Prompt —
Reproduce the entries below in full, word for word.

Given data —
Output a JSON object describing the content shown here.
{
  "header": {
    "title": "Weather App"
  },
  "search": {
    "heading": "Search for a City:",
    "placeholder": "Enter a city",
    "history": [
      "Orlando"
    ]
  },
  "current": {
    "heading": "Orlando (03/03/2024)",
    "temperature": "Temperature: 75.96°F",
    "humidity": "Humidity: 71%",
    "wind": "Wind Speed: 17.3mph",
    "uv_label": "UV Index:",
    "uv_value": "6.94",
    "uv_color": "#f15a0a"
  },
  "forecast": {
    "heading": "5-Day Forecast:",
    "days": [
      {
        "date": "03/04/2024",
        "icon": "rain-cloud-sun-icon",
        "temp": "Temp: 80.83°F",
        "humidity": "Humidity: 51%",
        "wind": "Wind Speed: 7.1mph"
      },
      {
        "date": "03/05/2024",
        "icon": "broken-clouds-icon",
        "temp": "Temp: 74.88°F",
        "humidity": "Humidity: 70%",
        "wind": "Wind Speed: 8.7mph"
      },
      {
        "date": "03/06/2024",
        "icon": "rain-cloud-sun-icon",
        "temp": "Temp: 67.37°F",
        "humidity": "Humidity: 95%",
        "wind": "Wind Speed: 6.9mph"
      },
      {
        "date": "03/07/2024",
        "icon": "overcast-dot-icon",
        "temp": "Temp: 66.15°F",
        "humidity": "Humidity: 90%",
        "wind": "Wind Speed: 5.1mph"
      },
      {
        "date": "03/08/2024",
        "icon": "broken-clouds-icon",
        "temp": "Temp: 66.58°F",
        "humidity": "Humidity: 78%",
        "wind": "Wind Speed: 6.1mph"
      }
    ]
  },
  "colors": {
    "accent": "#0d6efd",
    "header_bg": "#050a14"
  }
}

Complete output —
Output a JSON object describing the content shown here.
{
  "header": {
    "title": "Weather App"
  },
  "search": {
    "heading": "Search for a City:",
    "placeholder": "Enter a city",
    "history": [
      "Orlando"
    ]
  },
  "current": {
    "heading": "Orlando (03/03/2024)",
    "temperature": "Temperature: 75.96°F",
    "humidity": "Humidity: 71%",
    "wind": "Wind Speed: 17.3mph",
    "uv_label": "UV Index:",
    "uv_value": "6.94",
    "uv_color": "#f15a0a"
  },
  "forecast": {
    "heading": "5-Day Forecast:",
    "days": [
      {
        "date": "03/04/2024",
        "icon": "rain-cloud-sun-icon",
        "temp": "Temp: 80.83°F",
        "humidity": "Humidity: 51%",
        "wind": "Wind Speed: 7.1mph"
      },
      {
        "date": "03/05/2024",
        "icon": "broken-clouds-icon",
        "temp": "Temp: 74.88°F",
        "humidity": "Humidity: 70%",
        "wind": "Wind Speed: 8.7mph"
      },
      {
        "date": "03/06/2024",
        "icon": "rain-cloud-sun-icon",
        "temp": "Temp: 67.37°F",
        "humidity": "Humidity: 95%",
        "wind": "Wind Speed: 6.9mph"
      },
      {
        "date": "03/07/2024",
        "icon": "overcast-dot-icon",
        "temp": "Temp: 66.15°F",
        "humidity": "Humidity: 90%",
        "wind": "Wind Speed: 5.1mph"
      },
      {
        "date": "03/08/2024",
        "icon": "broken-clouds-icon",
        "temp": "Temp: 66.58°F",
        "humidity": "Humidity: 78%",
        "wind": "Wind Speed: 6.1mph"
      }
    ]
  },
  "colors": {
    "accent": "#0d6efd",
    "header_bg": "#050a14"
  }
}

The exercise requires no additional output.